Vorliegender Text:
::::::::::
Beitragsbild: Beziehungstipps für Pflanzen

Wie führt man eigentlich eine ausgewogene Beziehung zu seinen Pflanzen? Manchmal braucht man mehr als Geduld, Dünger und einen grünen Daumen.

Es ist nun Mal so, dass wir Beziehungsmenschen sind. Zumindest in den meisten Fällen, Soziopathen und Serienkiller schließe ich politisch nicht korrekt mal aus. Ich bin ebenfalls ein solcher (also Beziehungsmensch, nicht Serienkiller) und hab es das eine oder andere Mal versucht.

Aber die innigste Beziehung ever hatte ich nicht zu Menschen, sondern zu Pflanzen. Ich würde fast soweit gehen, es Hassliebe zu nennen. All meine grünen Freunde hier in meiner Bude bereichern mich, aber nehmen viel von mir. Vor allem nehmen! Unser Verhältnis ist ein kompliziertes, aber ist es nicht immer so bei tiefen Gefühlen? Und hey, sie geben wenigstens keine Widerworte!

Eine Rose ist eine Rose ist eine Rose

Ich mag Rosen nicht, das mal vorweg. Ich mag so exzentrischen Kram. Strelizien und wenn es sein muss, auch mal Malven. Aber eine Passion von mir sind Orchideen. Ich finde, sie sehen nicht nur witzig aus, sie verhalten sich auch manchmal so. Fangen wir mal damit an, dass sie seltsame Luftwurzeln treiben. Die schnörkeln irgendwie so angetrunken durch die Landschaft. Und irgendwie ist das possierlicher, als wenn ein Typ das tut. Meistens glänzen meine Orchis, wie ich sie liebevoll nenne, durch grüne Blätter, konsequenter Blütenverweigerung und Rumschnörkelei.

Zuckerbrot und Peitsche

Da mir das alleine zu wenig ist (wäre es mir bei den Typen auch. Zumal es mich auch etwas irritieren würde, wenn die Männer dieser Welt versuchten, mit grünen Blättern zu überzeugen), animiere ich meine Widerspenstigen zum Erblühen. Meine Methode soll perfide sein, aber ich sehe das anders. Ich drohe ihnen. Mit dem Ableben. Ich leihe mir irgendwo ein verrottetes Gewächs, halt es den Damen vor die Nase (heißt ja schließlich DIE Orchidee) und grolle: »Wer nicht blüht, sieht bald genau so aus! Und ihr wisst ja, wo der Mülleimer steht!« Ganz in der Nähe übrigens, fyi. Danach spiele ich ihnen Mozart vor.

Na da treibt es aber einer bunt

Ich weiß nicht warum, aber es funktioniert. Einen Tag später sehe ich einen strammen Trieb, welcher sich langsam Richtung Sonne schlängelt. Meine Pflanzen schweigen immer noch, zeigen mir aber ihr Entgegenkommen. Auch hier finde ich das irgendwie sympathischer, als bei dem Kerl in der Bar, sollte er Vergleichbares machen (ich sehe mich hier einfach mal ganz bescheiden als Sonne). Ab diesem Punkt erfüllt mich unbändige Freude. Sicherlich auch, da ich vergessen habe, welche Farbe die Blüten haben werden. Immerhin lassen sich meine Pflanzen immer das eine oder andere Jahr Zeit, mir mal wieder ihre ganze Pracht zu zeigen (erneut ganz im Gegensatz zu den Typen -.-).
::::::::::
Zu erledigen:
**a.** Schreib aus dem vorliegenden Text alles von „Wie führt man“ bis hinunter zu „andere Mal versucht.“ wortgetreu ab.
**b.** Beantworte anhand des vorliegenden Textes:
(i) Welche Blumen mag die schreibende Person nach eigener Aussage nicht?
(ii) Mit welchem Kosenamen werden die Orchideen bedacht?
(iii) Wessen Musik wird den Orchideen nach der Drohung vorgespielt?
Die anschließenden Daten haben mit dem vorliegenden Text nichts zu tun.

Datenabschnitt:
::::::::::
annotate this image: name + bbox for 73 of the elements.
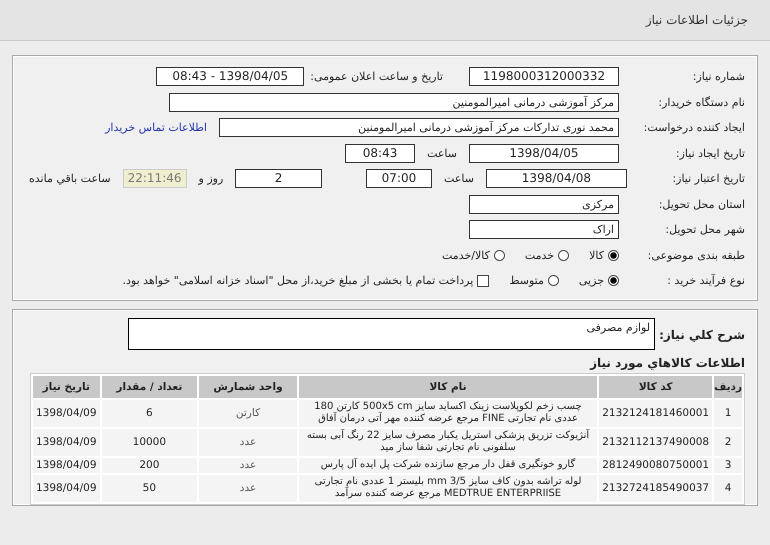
::::::::::
Die Ergebnisse:
**a.**
Wie führt man eigentlich eine ausgewogene Beziehung zu seinen Pflanzen? Manchmal braucht man mehr als Geduld, Dünger und einen grünen Daumen.

Es ist nun Mal so, dass wir Beziehungsmenschen sind. Zumindest in den meisten Fällen, Soziopathen und Serienkiller schließe ich politisch nicht korrekt mal aus. Ich bin ebenfalls ein solcher (also Beziehungsmensch, nicht Serienkiller) und hab es das eine oder andere Mal versucht.

**b.**
(i) Rosen
(ii) Orchis
(iii) Mozarts